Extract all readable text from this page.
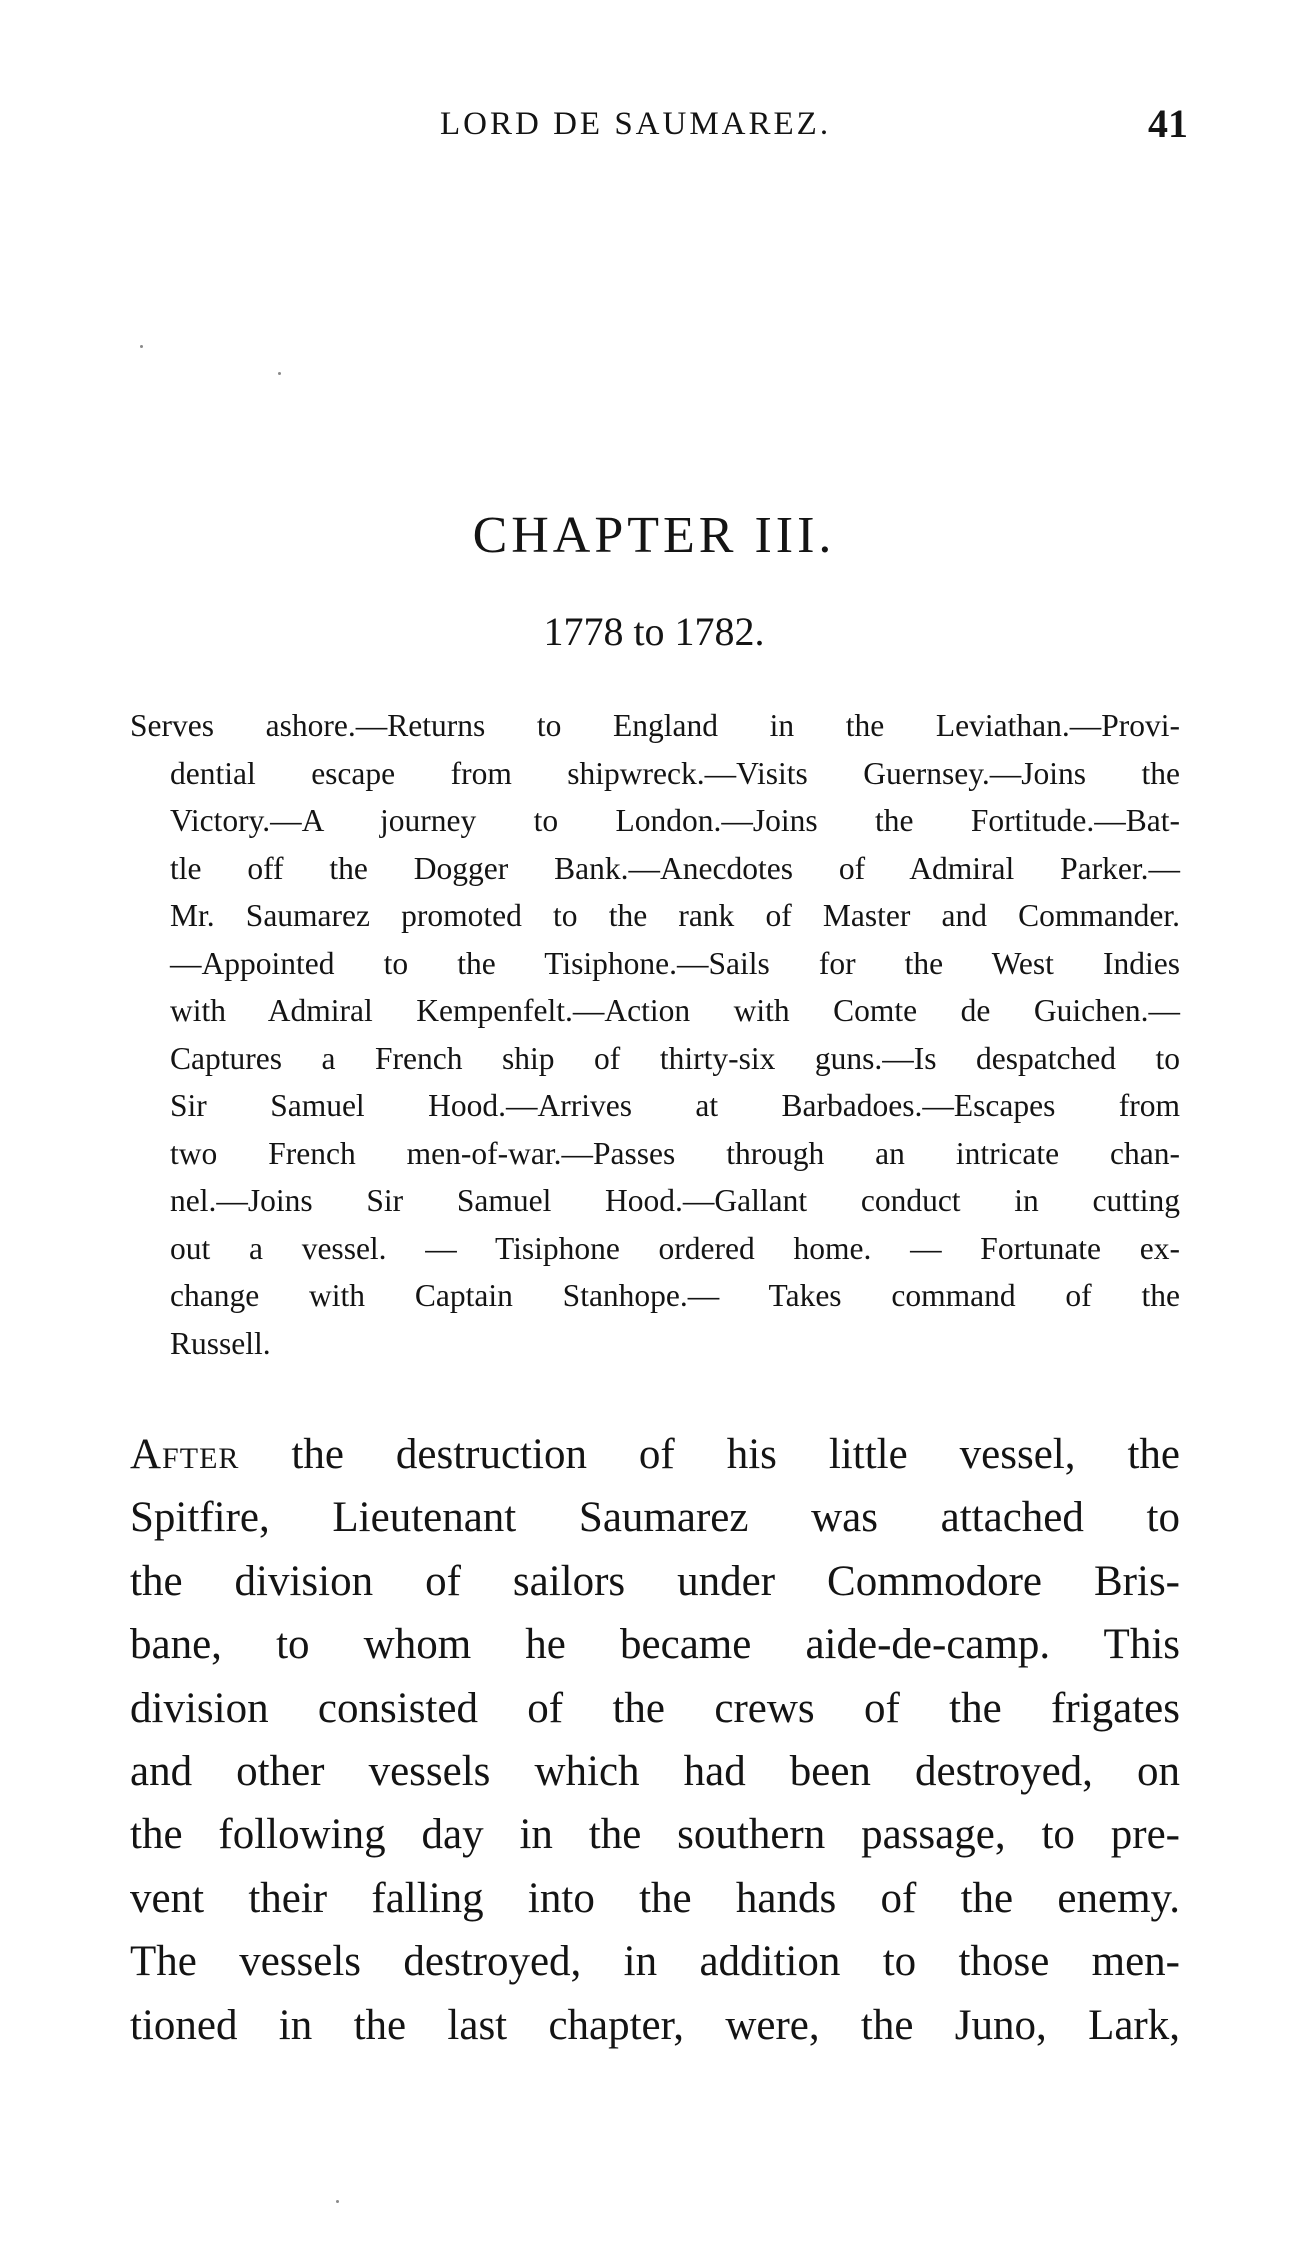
LORD DE SAUMAREZ.	41
CHAPTER III.
1778 to 1782.
Serves ashore.—Returns to England in the Leviathan.—Provi-
dential escape from shipwreck.—Visits Guernsey.—Joins the
Victory.—A journey to London.—Joins the Fortitude.—Bat-
tle off the Dogger Bank.—Anecdotes of Admiral Parker.—
Mr. Saumarez promoted to the rank of Master and Commander.
—Appointed to the Tisiphone.—Sails for the West Indies
with Admiral Kempenfelt.—Action with Comte de Guichen.—
Captures a French ship of thirty-six guns.—Is despatched to
Sir Samuel Hood.—Arrives at Barbadoes.—Escapes from
two French men-of-war.—Passes through an intricate chan-
nel.—Joins Sir Samuel Hood.—Gallant conduct in cutting
out a vessel. — Tisiphone ordered home. — Fortunate ex-
change with Captain Stanhope.— Takes command of the
Russell.
After the destruction of his little vessel, the
Spitfire, Lieutenant Saumarez was attached to
the division of sailors under Commodore Bris-
bane, to whom he became aide-de-camp. This
division consisted of the crews of the frigates
and other vessels which had been destroyed, on
the following day in the southern passage, to pre-
vent their falling into the hands of the enemy.
The vessels destroyed, in addition to those men-
tioned in the last chapter, were, the Juno, Lark,
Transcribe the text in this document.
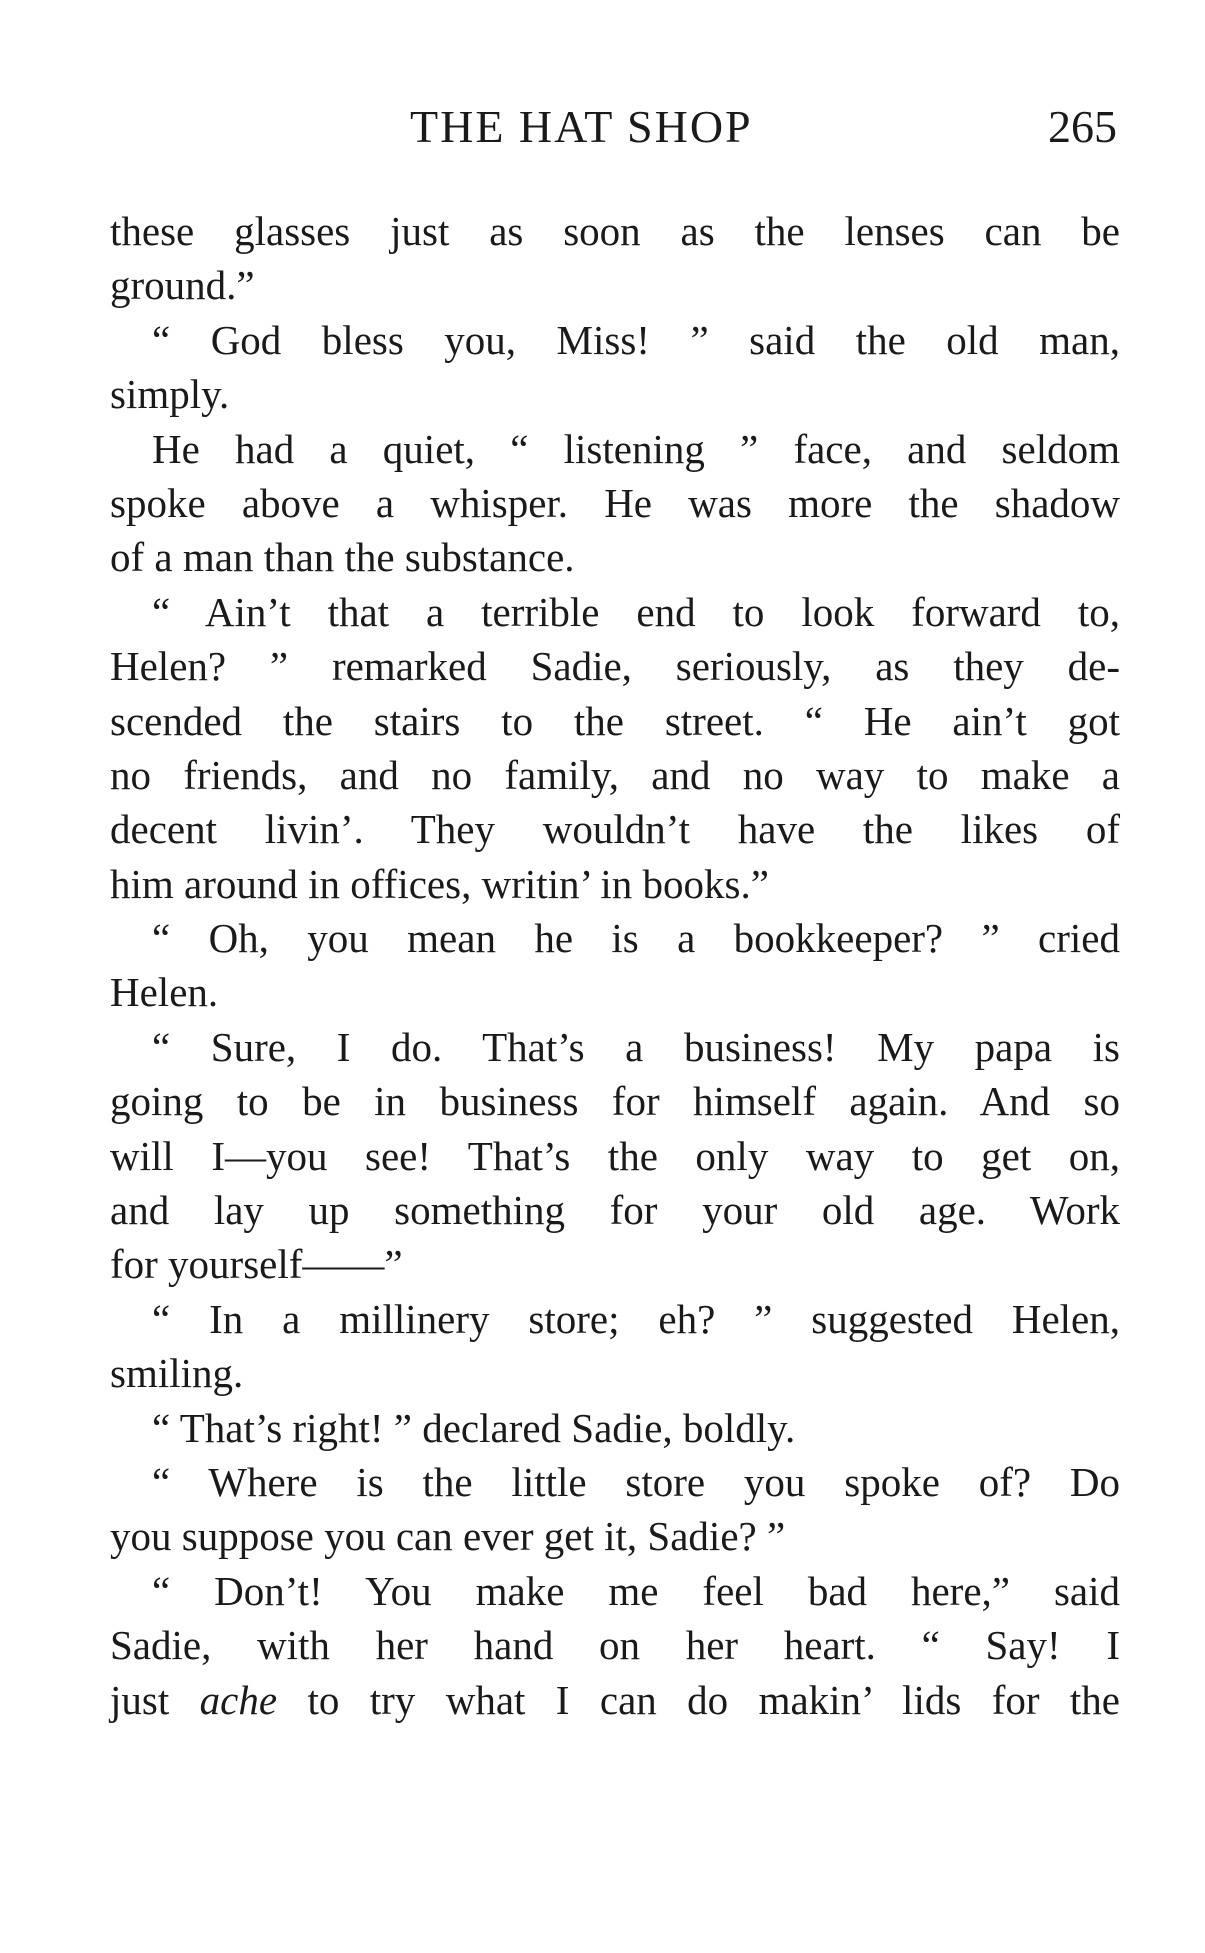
THE HAT SHOP	265
these glasses just as soon as the lenses can be
ground.”
“ God bless you, Miss! ” said the old man,
simply.
He had a quiet, “ listening ” face, and seldom
spoke above a whisper. He was more the shadow
of a man than the substance.
“ Ain’t that a terrible end to look forward to,
Helen? ” remarked Sadie, seriously, as they de-
scended the stairs to the street. “ He ain’t got
no friends, and no family, and no way to make a
decent livin’. They wouldn’t have the likes of
him around in offices, writin’ in books.”
“ Oh, you mean he is a bookkeeper? ” cried
Helen.
“ Sure, I do. That’s a business! My papa is
going to be in business for himself again. And so
will I—you see! That’s the only way to get on,
and lay up something for your old age. Work
for yourself——”
“ In a millinery store; eh? ” suggested Helen,
smiling.
“ That’s right! ” declared Sadie, boldly.
“ Where is the little store you spoke of? Do
you suppose you can ever get it, Sadie? ”
“ Don’t! You make me feel bad here,” said
Sadie, with her hand on her heart. “ Say! I
just ache to try what I can do makin’ lids for the
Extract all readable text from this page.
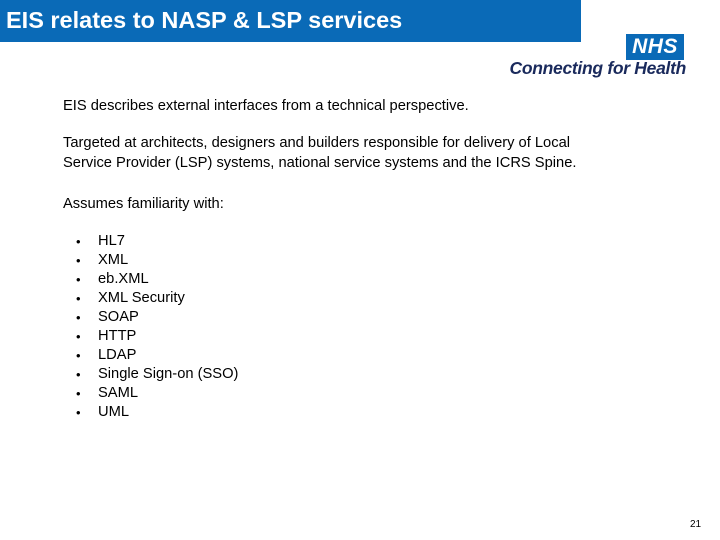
EIS relates to NASP & LSP services
NHS
Connecting for Health

EIS describes external interfaces from a technical perspective.

Targeted at architects, designers and builders responsible for delivery of Local
Service Provider (LSP) systems, national service systems and the ICRS Spine.

Assumes familiarity with:

• HL7
• XML
• eb.XML
• XML Security
• SOAP
• HTTP
• LDAP
• Single Sign-on (SSO)
• SAML
• UML
21
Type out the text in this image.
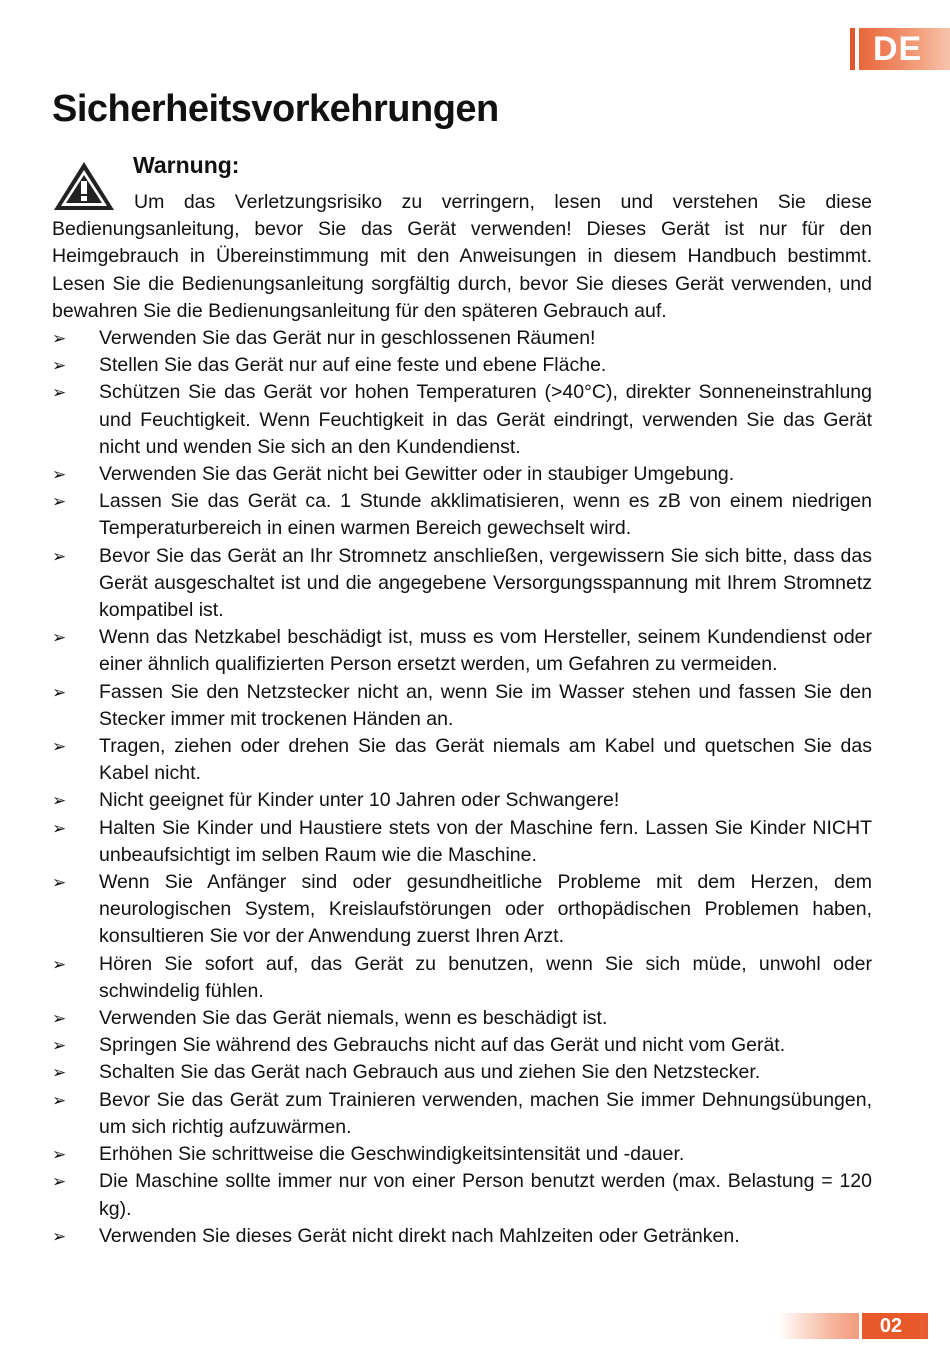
DE
Sicherheitsvorkehrungen
Warnung:

Um das Verletzungsrisiko zu verringern, lesen und verstehen Sie diese Bedienungsanleitung, bevor Sie das Gerät verwenden! Dieses Gerät ist nur für den Heimgebrauch in Übereinstimmung mit den Anweisungen in diesem Handbuch bestimmt. Lesen Sie die Bedienungsanleitung sorgfältig durch, bevor Sie dieses Gerät verwenden, und bewahren Sie die Bedienungsanleitung für den späteren Gebrauch auf.

➢	Verwenden Sie das Gerät nur in geschlossenen Räumen!
➢	Stellen Sie das Gerät nur auf eine feste und ebene Fläche.
➢	Schützen Sie das Gerät vor hohen Temperaturen (>40°C), direkter Sonneneinstrahlung und Feuchtigkeit. Wenn Feuchtigkeit in das Gerät eindringt, verwenden Sie das Gerät nicht und wenden Sie sich an den Kundendienst.
➢	Verwenden Sie das Gerät nicht bei Gewitter oder in staubiger Umgebung.
➢	Lassen Sie das Gerät ca. 1 Stunde akklimatisieren, wenn es zB von einem niedrigen Temperaturbereich in einen warmen Bereich gewechselt wird.
➢	Bevor Sie das Gerät an Ihr Stromnetz anschließen, vergewissern Sie sich bitte, dass das Gerät ausgeschaltet ist und die angegebene Versorgungsspannung mit Ihrem Stromnetz kompatibel ist.
➢	Wenn das Netzkabel beschädigt ist, muss es vom Hersteller, seinem Kundendienst oder einer ähnlich qualifizierten Person ersetzt werden, um Gefahren zu vermeiden.
➢	Fassen Sie den Netzstecker nicht an, wenn Sie im Wasser stehen und fassen Sie den Stecker immer mit trockenen Händen an.
➢	Tragen, ziehen oder drehen Sie das Gerät niemals am Kabel und quetschen Sie das Kabel nicht.
➢	Nicht geeignet für Kinder unter 10 Jahren oder Schwangere!
➢	Halten Sie Kinder und Haustiere stets von der Maschine fern. Lassen Sie Kinder NICHT unbeaufsichtigt im selben Raum wie die Maschine.
➢	Wenn Sie Anfänger sind oder gesundheitliche Probleme mit dem Herzen, dem neurologischen System, Kreislaufstörungen oder orthopädischen Problemen haben, konsultieren Sie vor der Anwendung zuerst Ihren Arzt.
➢	Hören Sie sofort auf, das Gerät zu benutzen, wenn Sie sich müde, unwohl oder schwindelig fühlen.
➢	Verwenden Sie das Gerät niemals, wenn es beschädigt ist.
➢	Springen Sie während des Gebrauchs nicht auf das Gerät und nicht vom Gerät.
➢	Schalten Sie das Gerät nach Gebrauch aus und ziehen Sie den Netzstecker.
➢	Bevor Sie das Gerät zum Trainieren verwenden, machen Sie immer Dehnungsübungen, um sich richtig aufzuwärmen.
➢	Erhöhen Sie schrittweise die Geschwindigkeitsintensität und -dauer.
➢	Die Maschine sollte immer nur von einer Person benutzt werden (max. Belastung = 120 kg).
➢	Verwenden Sie dieses Gerät nicht direkt nach Mahlzeiten oder Getränken.
02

——————

Search the data above for the string "spoke" and copy each line that has it.

ANSWER FOR THE TASK =>
spoke above a whisper. He was more the shadow
“ Where is the little store you spoke of? Do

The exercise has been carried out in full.